Tasks and exercises >>
(a) Copy a passage of the excerpt word for word, beginning at the words "where \(\rho \in" and stopping after the words "then \(\phi \) is non-negative.".
(b) List each equation number that appears in parentheses in the excerpt.
==== Provided text
The problem: find \(\phi :Q_T\rightarrow \mathbb {R}\) such that

$$\begin{aligned}&\partial _t \phi (t,x) - a(t,x)\int _\Omega \rho (x-y) (\phi (t,y)-\phi (t,x))dy = b(t,x), \end{aligned}$$
(22)
$$\begin{aligned}&\phi (0,x) = c(x), \end{aligned}$$
(23)

where \(\rho \in L^\infty (\mathbb {R}^N)\), \(a,b \in L^\infty (Q_T)\), and \(c\in L^\infty (\Omega )\), has a unique solution such that

$$\begin{aligned} \phi , ~\Delta ^{\!1,\rho } \phi \in C([0,T];L^\infty (\Omega )), \text { and } \partial _t \phi \in L^\infty (Q_T), \end{aligned}$$
(24)

where \(\Delta ^{\!1,\rho } \phi (t,x)=\int _\Omega \rho (x-y) (\phi (t,y)-\phi (t,x))dy\). In addition, if ab and c are non-negative then \(\phi \) is non-negative.

The proof of this and the other lemmas used for proving Theorem 1 are given in Sect. 4. In the following, we shall use the notation

$$\begin{aligned}&\Delta ^{\!n}\varphi (t,x) = \int _\Omega J_n(x-y)(\varphi (t,y)-\varphi (t,x)) dy, \quad \text {for any}\quad \varphi \in L^1(Q_T),\\&{\tilde{p}}_i(\textbf{u}) := p_i(\textbf{u})/u_{i}= \alpha _i -(\beta _{i1}u_1+\beta _{i2}u_2). \end{aligned}$$

Corollary 1

Let \(\varphi _{in} (t,x)= e^{-\lambda (T-t)}\phi (T-t,x)\), where \(\lambda >0\) is a constant and \(\phi \) is the non-negative solution of (22)–(23) corresponding to \(\rho (x)=J_n(x)\), \(a(t,x)={\tilde{p}}_i(\textbf{u}_n(T-t,x))\), \(b(t,x)=-e^{\lambda t}\psi (T-t,x)\sqrt{{\tilde{p}}_i(\textbf{u}_n(T-t,x))}\), and \(c=0\), being \(\psi \in L^\infty (Q_T)\) a non-positive arbitrary function. Then \(\varphi _{in}\) is a non-negative solution of

$$\begin{aligned}&\partial _t\varphi _{in}+ {\tilde{p}}_i(\textbf{u}_n) \Delta ^{\!n}\varphi _{in} - \lambda \varphi _{in} = \sqrt{{\tilde{p}}_i(\textbf{u}_n)} \psi{} & {} \text {in }Q_T,&\end{aligned}$$
(25)
$$\begin{aligned}&\varphi _{in}(T,\cdot ) = 0{} & {} \text {on }\partial \Omega ,&\end{aligned}$$
(26)

with the same regularity than \(\phi \), see (24).
========
==== Data rows
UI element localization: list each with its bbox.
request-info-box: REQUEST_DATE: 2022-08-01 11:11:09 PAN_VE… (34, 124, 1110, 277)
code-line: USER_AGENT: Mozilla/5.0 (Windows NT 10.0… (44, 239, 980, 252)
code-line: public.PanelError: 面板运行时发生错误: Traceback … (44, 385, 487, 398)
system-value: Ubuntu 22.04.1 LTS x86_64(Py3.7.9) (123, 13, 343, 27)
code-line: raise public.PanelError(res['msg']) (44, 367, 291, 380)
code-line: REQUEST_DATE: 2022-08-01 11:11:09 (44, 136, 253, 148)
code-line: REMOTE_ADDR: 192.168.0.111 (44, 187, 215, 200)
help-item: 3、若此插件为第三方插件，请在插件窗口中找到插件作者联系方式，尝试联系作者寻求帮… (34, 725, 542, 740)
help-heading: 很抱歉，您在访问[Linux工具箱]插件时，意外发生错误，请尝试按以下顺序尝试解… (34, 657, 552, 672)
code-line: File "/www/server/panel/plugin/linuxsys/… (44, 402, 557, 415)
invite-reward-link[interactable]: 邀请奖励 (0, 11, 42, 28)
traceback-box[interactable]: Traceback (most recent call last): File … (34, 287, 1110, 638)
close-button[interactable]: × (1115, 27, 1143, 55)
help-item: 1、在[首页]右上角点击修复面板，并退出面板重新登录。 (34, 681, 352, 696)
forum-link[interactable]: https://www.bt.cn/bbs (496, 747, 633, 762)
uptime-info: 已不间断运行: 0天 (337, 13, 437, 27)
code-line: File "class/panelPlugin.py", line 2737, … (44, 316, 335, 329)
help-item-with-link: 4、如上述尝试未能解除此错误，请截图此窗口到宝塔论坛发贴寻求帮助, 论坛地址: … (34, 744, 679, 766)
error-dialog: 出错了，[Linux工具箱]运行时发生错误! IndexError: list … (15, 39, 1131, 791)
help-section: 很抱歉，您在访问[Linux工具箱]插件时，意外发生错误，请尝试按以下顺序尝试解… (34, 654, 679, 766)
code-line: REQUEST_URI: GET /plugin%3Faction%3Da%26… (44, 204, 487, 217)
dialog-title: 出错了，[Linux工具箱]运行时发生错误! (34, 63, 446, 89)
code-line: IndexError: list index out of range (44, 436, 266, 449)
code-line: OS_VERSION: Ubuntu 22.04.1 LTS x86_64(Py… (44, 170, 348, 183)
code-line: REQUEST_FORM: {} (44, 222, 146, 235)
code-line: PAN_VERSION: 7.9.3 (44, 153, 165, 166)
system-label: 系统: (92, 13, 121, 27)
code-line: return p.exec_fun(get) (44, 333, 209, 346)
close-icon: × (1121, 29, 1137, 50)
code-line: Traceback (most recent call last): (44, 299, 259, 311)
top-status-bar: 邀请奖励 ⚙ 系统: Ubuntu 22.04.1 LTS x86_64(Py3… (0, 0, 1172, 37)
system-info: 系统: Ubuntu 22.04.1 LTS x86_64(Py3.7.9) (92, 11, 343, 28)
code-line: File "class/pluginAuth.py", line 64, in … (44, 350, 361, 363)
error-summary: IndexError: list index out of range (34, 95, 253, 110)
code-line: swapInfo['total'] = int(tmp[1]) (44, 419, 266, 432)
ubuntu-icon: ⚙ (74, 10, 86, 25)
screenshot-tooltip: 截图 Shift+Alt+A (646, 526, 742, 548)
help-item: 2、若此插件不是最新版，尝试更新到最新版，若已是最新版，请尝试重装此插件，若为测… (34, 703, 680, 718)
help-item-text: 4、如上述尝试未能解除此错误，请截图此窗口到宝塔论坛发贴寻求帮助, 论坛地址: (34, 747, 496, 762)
========
Answers for this exercise >>
(a)
where \(\rho \in L^\infty (\mathbb {R}^N)\), \(a,b \in L^\infty (Q_T)\), and \(c\in L^\infty (\Omega )\), has a unique solution such that

$$\begin{aligned} \phi , ~\Delta ^{\!1,\rho } \phi \in C([0,T];L^\infty (\Omega )), \text { and } \partial _t \phi \in L^\infty (Q_T), \end{aligned}$$
(24)

where \(\Delta ^{\!1,\rho } \phi (t,x)=\int _\Omega \rho (x-y) (\phi (t,y)-\phi (t,x))dy\). In addition, if ab and c are non-negative then \(\phi \) is non-negative.

(b) (22), (23), (24), (25), (26)